» To do:
Please pull out every line that includes the string "绿茶杀青时为什么要".

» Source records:
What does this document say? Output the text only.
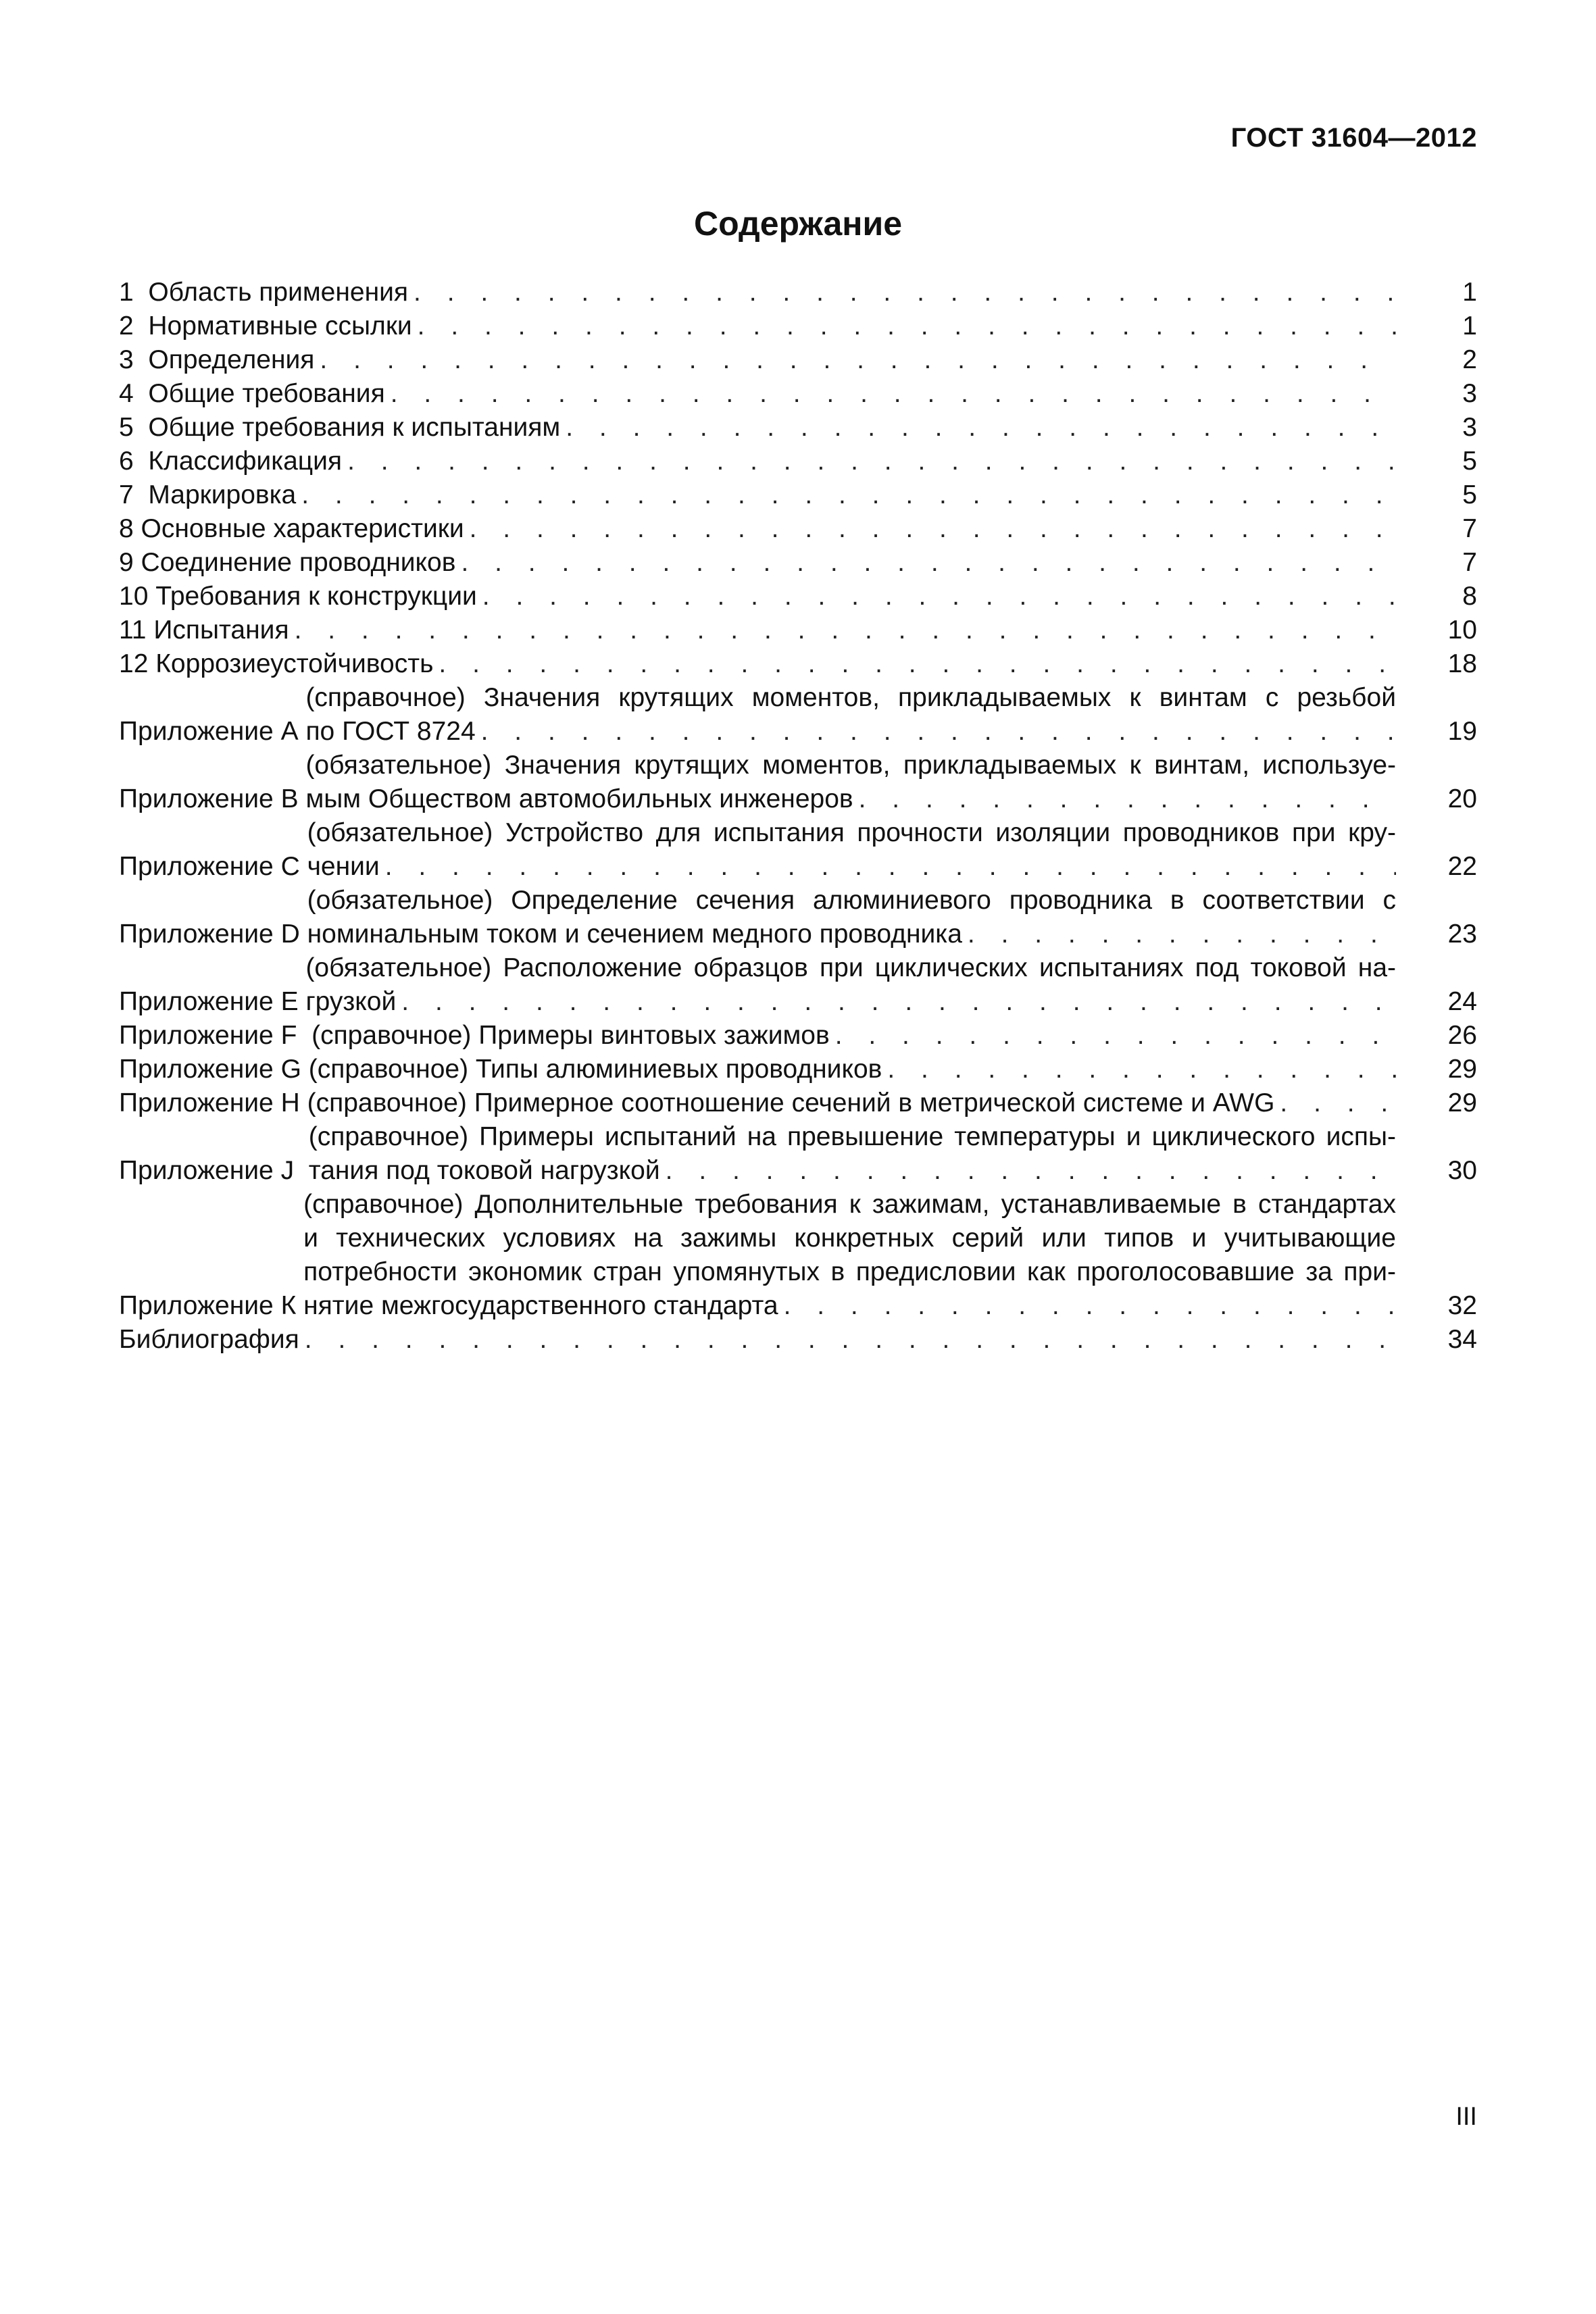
ГОСТ 31604—2012
Содержание
1 Область применения . . .	1
2 Нормативные ссылки . . .	1
3 Определения . . .	2
4 Общие требования . . .	3
5 Общие требования к испытаниям . . .	3
6 Классификация . . .	5
7 Маркировка . . .	5
8 Основные характеристики . . .	7
9 Соединение проводников . . .	7
10 Требования к конструкции . . .	8
11 Испытания . . .	10
12 Коррозиеустойчивость . . .	18
Приложение А
(справочное) Значения крутящих моментов, прикладываемых к винтам с резьбой
по ГОСТ 8724 . . .	19
Приложение В
(обязательное) Значения крутящих моментов, прикладываемых к винтам, используе-
мым Обществом автомобильных инженеров . . .	20
Приложение С
(обязательное) Устройство для испытания прочности изоляции проводников при кру-
чении . . .	22
Приложение D
(обязательное) Определение сечения алюминиевого проводника в соответствии с
номинальным током и сечением медного проводника . . .	23
Приложение Е
(обязательное) Расположение образцов при циклических испытаниях под токовой на-
грузкой . . .	24
Приложение F (справочное) Примеры винтовых зажимов . . .	26
Приложение G (справочное) Типы алюминиевых проводников . . .	29
Приложение Н (справочное) Примерное соотношение сечений в метрической системе и AWG . . .	29
Приложение J
(справочное) Примеры испытаний на превышение температуры и циклического испы-
тания под токовой нагрузкой . . .	30
Приложение К
(справочное) Дополнительные требования к зажимам, устанавливаемые в стандартах
и технических условиях на зажимы конкретных серий или типов и учитывающие
потребности экономик стран упомянутых в предисловии как проголосовавшие за при-
нятие межгосударственного стандарта . . .	32
Библиография . . .	34
III
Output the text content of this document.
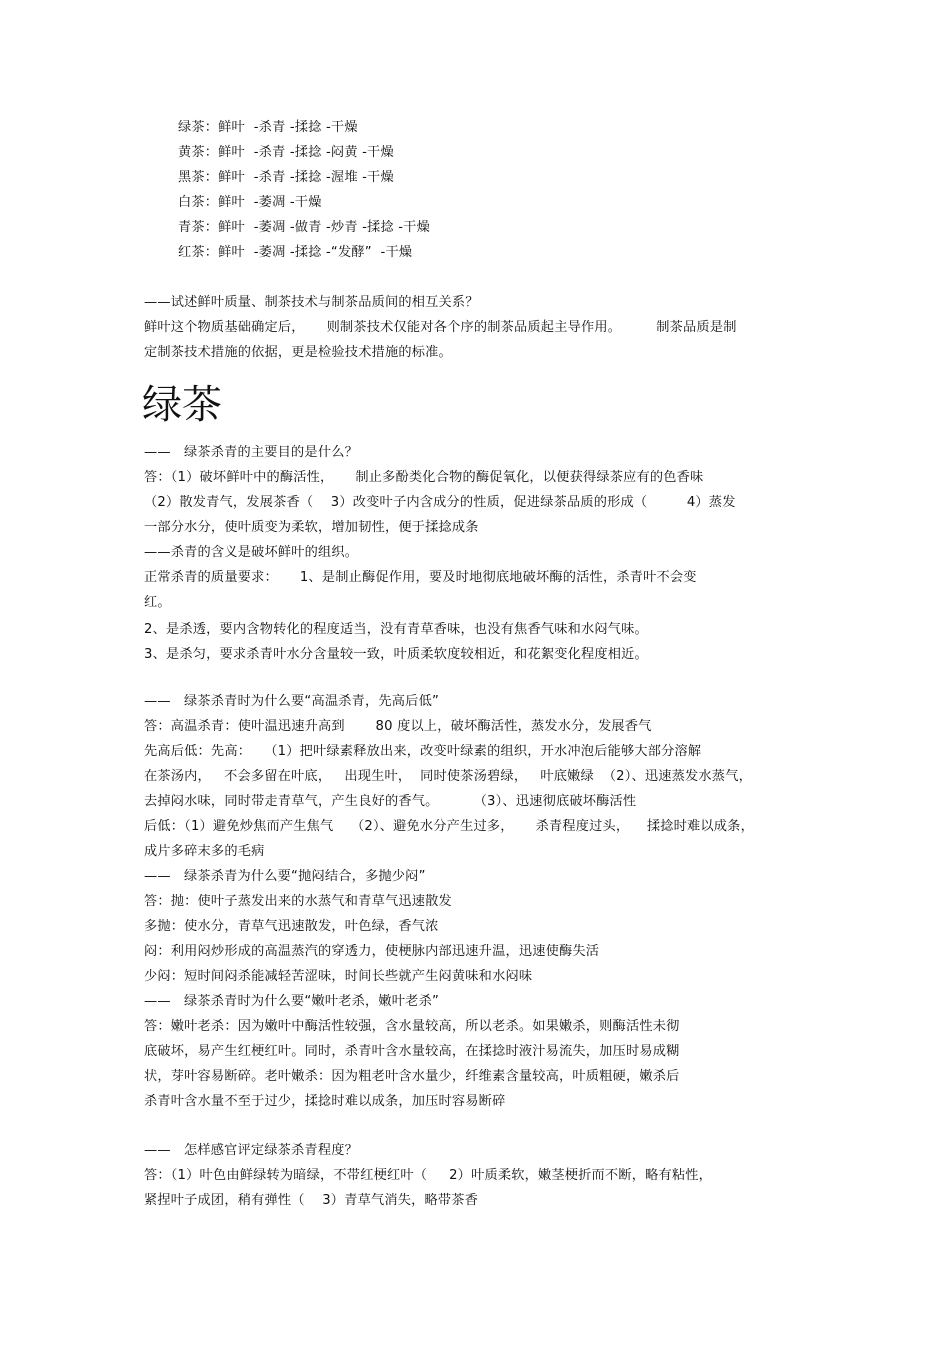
绿茶：鲜叶  -杀青 -揉捻 -干燥
黄茶：鲜叶  -杀青 -揉捻 -闷黄 -干燥
黑茶：鲜叶  -杀青 -揉捻 -渥堆 -干燥
白茶：鲜叶  -萎凋 -干燥
青茶：鲜叶  -萎凋 -做青 -炒青 -揉捻 -干燥
红茶：鲜叶  -萎凋 -揉捻 -“发酵”  -干燥
——试述鲜叶质量、制茶技术与制茶品质间的相互关系？
鲜叶这个物质基础确定后，     则制茶技术仅能对各个序的制茶品质起主导作用。        制茶品质是制
定制茶技术措施的依据，更是检验技术措施的标准。
绿茶
——   绿茶杀青的主要目的是什么？
答：（1）破坏鲜叶中的酶活性，     制止多酚类化合物的酶促氧化，以便获得绿茶应有的色香味
（2）散发青气，发展茶香（    3）改变叶子内含成分的性质，促进绿茶品质的形成（         4）蒸发
一部分水分，使叶质变为柔软，增加韧性，便于揉捻成条
——杀青的含义是破坏鲜叶的组织。
正常杀青的质量要求：     1、是制止酶促作用，要及时地彻底地破坏酶的活性，杀青叶不会变
红。
2、是杀透，要内含物转化的程度适当，没有青草香味，也没有焦香气味和水闷气味。
3、是杀匀，要求杀青叶水分含量较一致，叶质柔软度较相近，和花絮变化程度相近。
——   绿茶杀青时为什么要“高温杀青，先高后低”
答：高温杀青：使叶温迅速升高到       80 度以上，破坏酶活性，蒸发水分，发展香气
先高后低：先高：   （1）把叶绿素释放出来，改变叶绿素的组织，开水冲泡后能够大部分溶解
在茶汤内，   不会多留在叶底，   出现生叶，  同时使茶汤碧绿，   叶底嫩绿  （2）、迅速蒸发水蒸气，
去掉闷水味，同时带走青草气，产生良好的香气。        （3）、迅速彻底破坏酶活性
后低：（1）避免炒焦而产生焦气    （2）、避免水分产生过多，     杀青程度过头，    揉捻时难以成条，
成片多碎末多的毛病
——   绿茶杀青为什么要“抛闷结合，多抛少闷”
答：抛：使叶子蒸发出来的水蒸气和青草气迅速散发
多抛：使水分，青草气迅速散发，叶色绿，香气浓
闷：利用闷炒形成的高温蒸汽的穿透力，使梗脉内部迅速升温，迅速使酶失活
少闷：短时间闷杀能减轻苦涩味，时间长些就产生闷黄味和水闷味
——   绿茶杀青时为什么要“嫩叶老杀，嫩叶老杀”
答：嫩叶老杀：因为嫩叶中酶活性较强，含水量较高，所以老杀。如果嫩杀，则酶活性未彻
底破坏，易产生红梗红叶。同时，杀青叶含水量较高，在揉捻时液汁易流失，加压时易成糊
状，芽叶容易断碎。老叶嫩杀：因为粗老叶含水量少，纤维素含量较高，叶质粗硬，嫩杀后
杀青叶含水量不至于过少，揉捻时难以成条，加压时容易断碎
——   怎样感官评定绿茶杀青程度？
答：（1）叶色由鲜绿转为暗绿，不带红梗红叶（     2）叶质柔软，嫩茎梗折而不断，略有粘性，
紧捏叶子成团，稍有弹性（    3）青草气消失，略带茶香
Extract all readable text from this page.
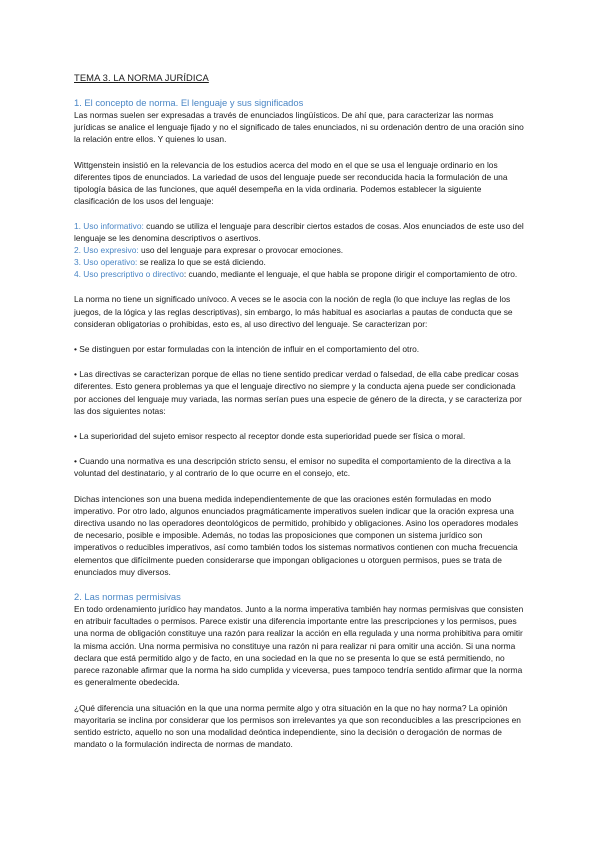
TEMA 3. LA NORMA JURÍDICA
1. El concepto de norma. El lenguaje y sus significados

Las normas suelen ser expresadas a través de enunciados lingüísticos. De ahí que, para caracterizar las normas jurídicas se analice el lenguaje fijado y no el significado de tales enunciados, ni su ordenación dentro de una oración sino la relación entre ellos. Y quienes lo usan.

Wittgenstein insistió en la relevancia de los estudios acerca del modo en el que se usa el lenguaje ordinario en los diferentes tipos de enunciados. La variedad de usos del lenguaje puede ser reconducida hacia la formulación de una tipología básica de las funciones, que aquél desempeña en la vida ordinaria. Podemos establecer la siguiente clasificación de los usos del lenguaje:

1. Uso informativo: cuando se utiliza el lenguaje para describir ciertos estados de cosas. Alos enunciados de este uso del lenguaje se les denomina descriptivos o asertivos.

2. Uso expresivo: uso del lenguaje para expresar o provocar emociones.

3. Uso operativo: se realiza lo que se está diciendo.

4. Uso prescriptivo o directivo: cuando, mediante el lenguaje, el que habla se propone dirigir el comportamiento de otro.

La norma no tiene un significado unívoco. A veces se le asocia con la noción de regla (lo que incluye las reglas de los juegos, de la lógica y las reglas descriptivas), sin embargo, lo más habitual es asociarlas a pautas de conducta que se consideran obligatorias o prohibidas, esto es, al uso directivo del lenguaje. Se caracterizan por:

• Se distinguen por estar formuladas con la intención de influir en el comportamiento del otro.

• Las directivas se caracterizan porque de ellas no tiene sentido predicar verdad o falsedad, de ella cabe predicar cosas diferentes. Esto genera problemas ya que el lenguaje directivo no siempre y la conducta ajena puede ser condicionada por acciones del lenguaje muy variada, las normas serían pues una especie de género de la directa, y se caracteriza por las dos siguientes notas:

• La superioridad del sujeto emisor respecto al receptor donde esta superioridad puede ser física o moral.

• Cuando una normativa es una descripción stricto sensu, el emisor no supedita el comportamiento de la directiva a la voluntad del destinatario, y al contrario de lo que ocurre en el consejo, etc.

Dichas intenciones son una buena medida independientemente de que las oraciones estén formuladas en modo imperativo. Por otro lado, algunos enunciados pragmáticamente imperativos suelen indicar que la oración expresa una directiva usando no las operadores deontológicos de permitido, prohibido y obligaciones. Asino los operadores modales de necesario, posible e imposible. Además, no todas las proposiciones que componen un sistema jurídico son imperativos o reducibles imperativos, así como también todos los sistemas normativos contienen con mucha frecuencia elementos que difícilmente pueden considerarse que impongan obligaciones u otorguen permisos, pues se trata de enunciados muy diversos.

2. Las normas permisivas

En todo ordenamiento jurídico hay mandatos. Junto a la norma imperativa también hay normas permisivas que consisten en atribuir facultades o permisos. Parece existir una diferencia importante entre las prescripciones y los permisos, pues una norma de obligación constituye una razón para realizar la acción en ella regulada y una norma prohibitiva para omitir la misma acción. Una norma permisiva no constituye una razón ni para realizar ni para omitir una acción. Si una norma declara que está permitido algo y de facto, en una sociedad en la que no se presenta lo que se está permitiendo, no parece razonable afirmar que la norma ha sido cumplida y viceversa, pues tampoco tendría sentido afirmar que la norma es generalmente obedecida.

¿Qué diferencia una situación en la que una norma permite algo y otra situación en la que no hay norma? La opinión mayoritaria se inclina por considerar que los permisos son irrelevantes ya que son reconducibles a las prescripciones en sentido estricto, aquello no son una modalidad deóntica independiente, sino la decisión o derogación de normas de mandato o la formulación indirecta de normas de mandato.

» Written solution:
——   绿茶杀青时为什么要“高温杀青，先高后低”
——   绿茶杀青时为什么要“嫩叶老杀，嫩叶老杀”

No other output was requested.